START Records shown
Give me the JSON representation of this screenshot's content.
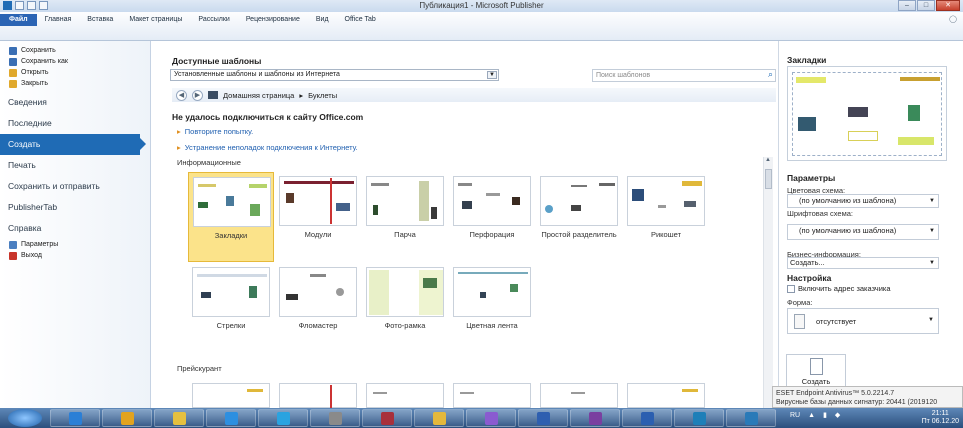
{
  "window": {
    "title": "Публикация1 - Microsoft Publisher",
    "controls": [
      "minimize",
      "maximize",
      "close"
    ]
  },
  "ribbon": {
    "tabs": [
      "Файл",
      "Главная",
      "Вставка",
      "Макет страницы",
      "Рассылки",
      "Рецензирование",
      "Вид",
      "Office Tab"
    ]
  },
  "backstage": {
    "commands": [
      {
        "label": "Сохранить",
        "icon": "save-icon",
        "color": "#3a6fb4"
      },
      {
        "label": "Сохранить как",
        "icon": "save-as-icon",
        "color": "#3a6fb4"
      },
      {
        "label": "Открыть",
        "icon": "open-folder-icon",
        "color": "#e0a92c"
      },
      {
        "label": "Закрыть",
        "icon": "close-folder-icon",
        "color": "#e0a92c"
      }
    ],
    "items": [
      "Сведения",
      "Последние",
      "Создать",
      "Печать",
      "Сохранить и отправить",
      "PublisherTab",
      "Справка"
    ],
    "active": "Создать",
    "bottom": [
      {
        "label": "Параметры",
        "icon": "options-icon",
        "color": "#4a7fc0"
      },
      {
        "label": "Выход",
        "icon": "exit-icon",
        "color": "#c8342a"
      }
    ]
  },
  "main": {
    "title": "Доступные шаблоны",
    "source_select": "Установленные шаблоны и шаблоны из Интернета",
    "search_placeholder": "Поиск шаблонов",
    "breadcrumb": [
      "Домашняя страница",
      "Буклеты"
    ],
    "error": "Не удалось подключиться к сайту Office.com",
    "links": [
      "Повторите попытку.",
      "Устранение неполадок подключения к Интернету."
    ],
    "group1": "Информационные",
    "templates_row1": [
      "Закладки",
      "Модули",
      "Парча",
      "Перфорация",
      "Простой разделитель",
      "Рикошет"
    ],
    "templates_row2": [
      "Стрелки",
      "Фломастер",
      "Фото-рамка",
      "Цветная лента"
    ],
    "group2": "Прейскурант",
    "selected": "Закладки"
  },
  "panel": {
    "title": "Закладки",
    "params_title": "Параметры",
    "color_label": "Цветовая схема:",
    "color_value": "(по умолчанию из шаблона)",
    "font_label": "Шрифтовая схема:",
    "font_value": "(по умолчанию из шаблона)",
    "biz_label": "Бизнес-информация:",
    "biz_value": "Создать...",
    "setup_title": "Настройка",
    "checkbox_label": "Включить адрес заказчика",
    "form_label": "Форма:",
    "form_value": "отсутствует",
    "create_label": "Создать"
  },
  "notification": {
    "line1": "ESET Endpoint Antivirus™ 5.0.2214.7",
    "line2": "Вирусные базы данных сигнатур: 20441 (2019120"
  },
  "taskbar": {
    "apps": [
      {
        "icon": "ie-icon",
        "color": "#2b7fd6"
      },
      {
        "icon": "chrome-icon",
        "color": "#e2a320"
      },
      {
        "icon": "explorer-icon",
        "color": "#e5c040"
      },
      {
        "icon": "media-player-icon",
        "color": "#2d8fe0"
      },
      {
        "icon": "telegram-icon",
        "color": "#2aa3e0"
      },
      {
        "icon": "tool-icon",
        "color": "#8a8a8a"
      },
      {
        "icon": "access-icon",
        "color": "#a8303b"
      },
      {
        "icon": "paint-icon",
        "color": "#e4b83c"
      },
      {
        "icon": "pen-icon",
        "color": "#8a5bd0"
      },
      {
        "icon": "save-app-icon",
        "color": "#2e5fb0"
      },
      {
        "icon": "onenote-icon",
        "color": "#7a3fa0"
      },
      {
        "icon": "word-icon",
        "color": "#2b5fb0"
      },
      {
        "icon": "publisher-icon",
        "color": "#1e7fb8"
      },
      {
        "icon": "publisher-doc-icon",
        "color": "#2a7ab8"
      }
    ],
    "lang": "RU",
    "time": "21:11",
    "date": "Пт 06.12.20"
  }
}
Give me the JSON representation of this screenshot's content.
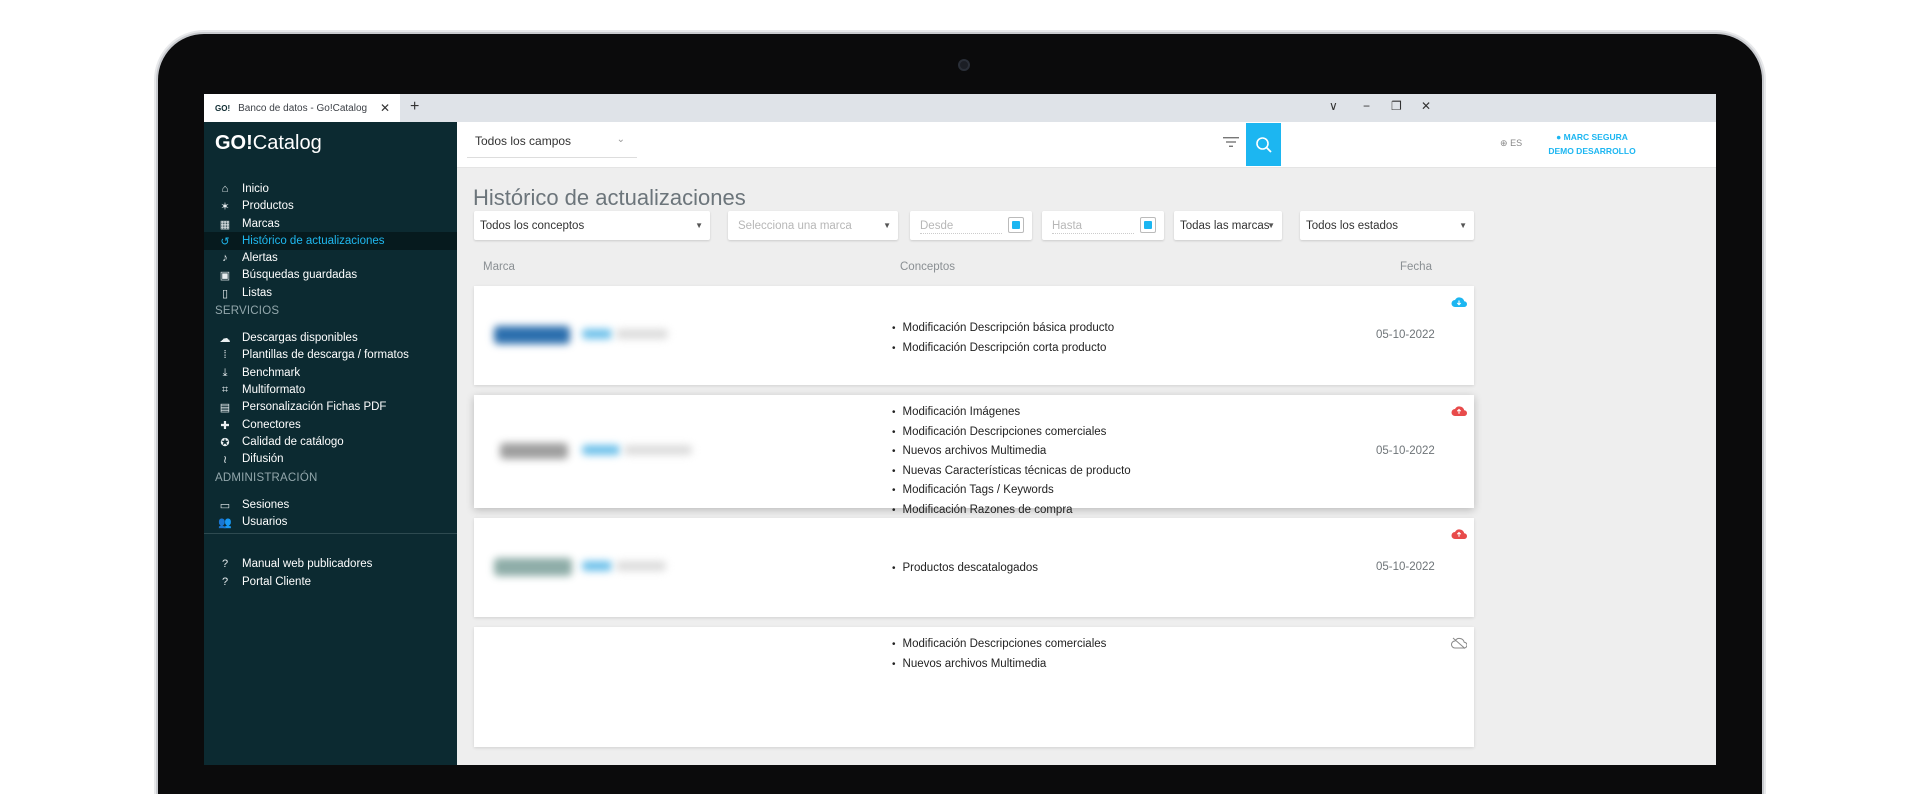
{
  "browser": {
    "tab_favicon": "GO!",
    "tab_title": "Banco de datos - Go!Catalog",
    "tab_close": "✕",
    "new_tab": "+",
    "controls": [
      "∨",
      "−",
      "❐",
      "✕"
    ]
  },
  "app": {
    "logo_bold": "GO!",
    "logo_rest": "Catalog"
  },
  "sidebar": {
    "items": [
      {
        "label": "Inicio",
        "icon": "home-icon"
      },
      {
        "label": "Productos",
        "icon": "product-icon"
      },
      {
        "label": "Marcas",
        "icon": "grid-icon"
      },
      {
        "label": "Histórico de actualizaciones",
        "icon": "history-icon",
        "active": true
      },
      {
        "label": "Alertas",
        "icon": "bell-icon"
      },
      {
        "label": "Búsquedas guardadas",
        "icon": "saved-search-icon"
      },
      {
        "label": "Listas",
        "icon": "bookmark-icon"
      }
    ],
    "services_title": "SERVICIOS",
    "services": [
      {
        "label": "Descargas disponibles",
        "icon": "cloud-download-icon"
      },
      {
        "label": "Plantillas de descarga / formatos",
        "icon": "grid-icon"
      },
      {
        "label": "Benchmark",
        "icon": "download-icon"
      },
      {
        "label": "Multiformato",
        "icon": "crop-icon"
      },
      {
        "label": "Personalización Fichas PDF",
        "icon": "image-icon"
      },
      {
        "label": "Conectores",
        "icon": "puzzle-icon"
      },
      {
        "label": "Calidad de catálogo",
        "icon": "star-icon"
      },
      {
        "label": "Difusión",
        "icon": "rss-icon"
      }
    ],
    "admin_title": "ADMINISTRACIÓN",
    "admin": [
      {
        "label": "Sesiones",
        "icon": "devices-icon"
      },
      {
        "label": "Usuarios",
        "icon": "users-icon"
      }
    ],
    "help": [
      {
        "label": "Manual web publicadores",
        "icon": "help-icon"
      },
      {
        "label": "Portal Cliente",
        "icon": "help-icon"
      }
    ]
  },
  "topbar": {
    "field_select": "Todos los campos",
    "lang": "ES",
    "user_name": "MARC SEGURA",
    "user_org": "DEMO DESARROLLO"
  },
  "page": {
    "title": "Histórico de actualizaciones",
    "filters": {
      "concepts": "Todos los conceptos",
      "brand_placeholder": "Selecciona una marca",
      "from_placeholder": "Desde",
      "to_placeholder": "Hasta",
      "brands": "Todas las marcas",
      "states": "Todos los estados"
    },
    "columns": {
      "brand": "Marca",
      "concepts": "Conceptos",
      "date": "Fecha"
    }
  },
  "rows": [
    {
      "concepts": [
        "Modificación Descripción básica producto",
        "Modificación Descripción corta producto"
      ],
      "date": "05-10-2022",
      "status_color": "#1cb6f1",
      "status_icon": "cloud-icon"
    },
    {
      "concepts": [
        "Modificación Imágenes",
        "Modificación Descripciones comerciales",
        "Nuevos archivos Multimedia",
        "Nuevas Características técnicas de producto",
        "Modificación Tags / Keywords",
        "Modificación Razones de compra"
      ],
      "date": "05-10-2022",
      "status_color": "#e84b4b",
      "status_icon": "cloud-icon"
    },
    {
      "concepts": [
        "Productos descatalogados"
      ],
      "date": "05-10-2022",
      "status_color": "#e84b4b",
      "status_icon": "cloud-icon"
    },
    {
      "concepts": [
        "Modificación Descripciones comerciales",
        "Nuevos archivos Multimedia"
      ],
      "date": "",
      "status_color": "#888888",
      "status_icon": "cloud-off-icon"
    }
  ]
}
END Records shown
» What you should do:
Print each of the records above exactly as written, leaving no picture in the copy.

» Answer box:
Give me the JSON representation of this screenshot's content.
{
  "window": {
    "title": "Публикация1 - Microsoft Publisher",
    "controls": [
      "minimize",
      "maximize",
      "close"
    ]
  },
  "ribbon": {
    "tabs": [
      "Файл",
      "Главная",
      "Вставка",
      "Макет страницы",
      "Рассылки",
      "Рецензирование",
      "Вид",
      "Office Tab"
    ]
  },
  "backstage": {
    "commands": [
      {
        "label": "Сохранить",
        "icon": "save-icon",
        "color": "#3a6fb4"
      },
      {
        "label": "Сохранить как",
        "icon": "save-as-icon",
        "color": "#3a6fb4"
      },
      {
        "label": "Открыть",
        "icon": "open-folder-icon",
        "color": "#e0a92c"
      },
      {
        "label": "Закрыть",
        "icon": "close-folder-icon",
        "color": "#e0a92c"
      }
    ],
    "items": [
      "Сведения",
      "Последние",
      "Создать",
      "Печать",
      "Сохранить и отправить",
      "PublisherTab",
      "Справка"
    ],
    "active": "Создать",
    "bottom": [
      {
        "label": "Параметры",
        "icon": "options-icon",
        "color": "#4a7fc0"
      },
      {
        "label": "Выход",
        "icon": "exit-icon",
        "color": "#c8342a"
      }
    ]
  },
  "main": {
    "title": "Доступные шаблоны",
    "source_select": "Установленные шаблоны и шаблоны из Интернета",
    "search_placeholder": "Поиск шаблонов",
    "breadcrumb": [
      "Домашняя страница",
      "Буклеты"
    ],
    "error": "Не удалось подключиться к сайту Office.com",
    "links": [
      "Повторите попытку.",
      "Устранение неполадок подключения к Интернету."
    ],
    "group1": "Информационные",
    "templates_row1": [
      "Закладки",
      "Модули",
      "Парча",
      "Перфорация",
      "Простой разделитель",
      "Рикошет"
    ],
    "templates_row2": [
      "Стрелки",
      "Фломастер",
      "Фото-рамка",
      "Цветная лента"
    ],
    "group2": "Прейскурант",
    "selected": "Закладки"
  },
  "panel": {
    "title": "Закладки",
    "params_title": "Параметры",
    "color_label": "Цветовая схема:",
    "color_value": "(по умолчанию из шаблона)",
    "font_label": "Шрифтовая схема:",
    "font_value": "(по умолчанию из шаблона)",
    "biz_label": "Бизнес-информация:",
    "biz_value": "Создать...",
    "setup_title": "Настройка",
    "checkbox_label": "Включить адрес заказчика",
    "form_label": "Форма:",
    "form_value": "отсутствует",
    "create_label": "Создать"
  },
  "notification": {
    "line1": "ESET Endpoint Antivirus™ 5.0.2214.7",
    "line2": "Вирусные базы данных сигнатур: 20441 (2019120"
  },
  "taskbar": {
    "apps": [
      {
        "icon": "ie-icon",
        "color": "#2b7fd6"
      },
      {
        "icon": "chrome-icon",
        "color": "#e2a320"
      },
      {
        "icon": "explorer-icon",
        "color": "#e5c040"
      },
      {
        "icon": "media-player-icon",
        "color": "#2d8fe0"
      },
      {
        "icon": "telegram-icon",
        "color": "#2aa3e0"
      },
      {
        "icon": "tool-icon",
        "color": "#8a8a8a"
      },
      {
        "icon": "access-icon",
        "color": "#a8303b"
      },
      {
        "icon": "paint-icon",
        "color": "#e4b83c"
      },
      {
        "icon": "pen-icon",
        "color": "#8a5bd0"
      },
      {
        "icon": "save-app-icon",
        "color": "#2e5fb0"
      },
      {
        "icon": "onenote-icon",
        "color": "#7a3fa0"
      },
      {
        "icon": "word-icon",
        "color": "#2b5fb0"
      },
      {
        "icon": "publisher-icon",
        "color": "#1e7fb8"
      },
      {
        "icon": "publisher-doc-icon",
        "color": "#2a7ab8"
      }
    ],
    "lang": "RU",
    "time": "21:11",
    "date": "Пт 06.12.20"
  }
}
Give me the JSON representation of this screenshot's content.
{
  "browser": {
    "tab_favicon": "GO!",
    "tab_title": "Banco de datos - Go!Catalog",
    "tab_close": "✕",
    "new_tab": "+",
    "controls": [
      "∨",
      "−",
      "❐",
      "✕"
    ]
  },
  "app": {
    "logo_bold": "GO!",
    "logo_rest": "Catalog"
  },
  "sidebar": {
    "items": [
      {
        "label": "Inicio",
        "icon": "home-icon"
      },
      {
        "label": "Productos",
        "icon": "product-icon"
      },
      {
        "label": "Marcas",
        "icon": "grid-icon"
      },
      {
        "label": "Histórico de actualizaciones",
        "icon": "history-icon",
        "active": true
      },
      {
        "label": "Alertas",
        "icon": "bell-icon"
      },
      {
        "label": "Búsquedas guardadas",
        "icon": "saved-search-icon"
      },
      {
        "label": "Listas",
        "icon": "bookmark-icon"
      }
    ],
    "services_title": "SERVICIOS",
    "services": [
      {
        "label": "Descargas disponibles",
        "icon": "cloud-download-icon"
      },
      {
        "label": "Plantillas de descarga / formatos",
        "icon": "grid-icon"
      },
      {
        "label": "Benchmark",
        "icon": "download-icon"
      },
      {
        "label": "Multiformato",
        "icon": "crop-icon"
      },
      {
        "label": "Personalización Fichas PDF",
        "icon": "image-icon"
      },
      {
        "label": "Conectores",
        "icon": "puzzle-icon"
      },
      {
        "label": "Calidad de catálogo",
        "icon": "star-icon"
      },
      {
        "label": "Difusión",
        "icon": "rss-icon"
      }
    ],
    "admin_title": "ADMINISTRACIÓN",
    "admin": [
      {
        "label": "Sesiones",
        "icon": "devices-icon"
      },
      {
        "label": "Usuarios",
        "icon": "users-icon"
      }
    ],
    "help": [
      {
        "label": "Manual web publicadores",
        "icon": "help-icon"
      },
      {
        "label": "Portal Cliente",
        "icon": "help-icon"
      }
    ]
  },
  "topbar": {
    "field_select": "Todos los campos",
    "lang": "ES",
    "user_name": "MARC SEGURA",
    "user_org": "DEMO DESARROLLO"
  },
  "page": {
    "title": "Histórico de actualizaciones",
    "filters": {
      "concepts": "Todos los conceptos",
      "brand_placeholder": "Selecciona una marca",
      "from_placeholder": "Desde",
      "to_placeholder": "Hasta",
      "brands": "Todas las marcas",
      "states": "Todos los estados"
    },
    "columns": {
      "brand": "Marca",
      "concepts": "Conceptos",
      "date": "Fecha"
    }
  },
  "rows": [
    {
      "concepts": [
        "Modificación Descripción básica producto",
        "Modificación Descripción corta producto"
      ],
      "date": "05-10-2022",
      "status_color": "#1cb6f1",
      "status_icon": "cloud-icon"
    },
    {
      "concepts": [
        "Modificación Imágenes",
        "Modificación Descripciones comerciales",
        "Nuevos archivos Multimedia",
        "Nuevas Características técnicas de producto",
        "Modificación Tags / Keywords",
        "Modificación Razones de compra"
      ],
      "date": "05-10-2022",
      "status_color": "#e84b4b",
      "status_icon": "cloud-icon"
    },
    {
      "concepts": [
        "Productos descatalogados"
      ],
      "date": "05-10-2022",
      "status_color": "#e84b4b",
      "status_icon": "cloud-icon"
    },
    {
      "concepts": [
        "Modificación Descripciones comerciales",
        "Nuevos archivos Multimedia"
      ],
      "date": "",
      "status_color": "#888888",
      "status_icon": "cloud-off-icon"
    }
  ]
}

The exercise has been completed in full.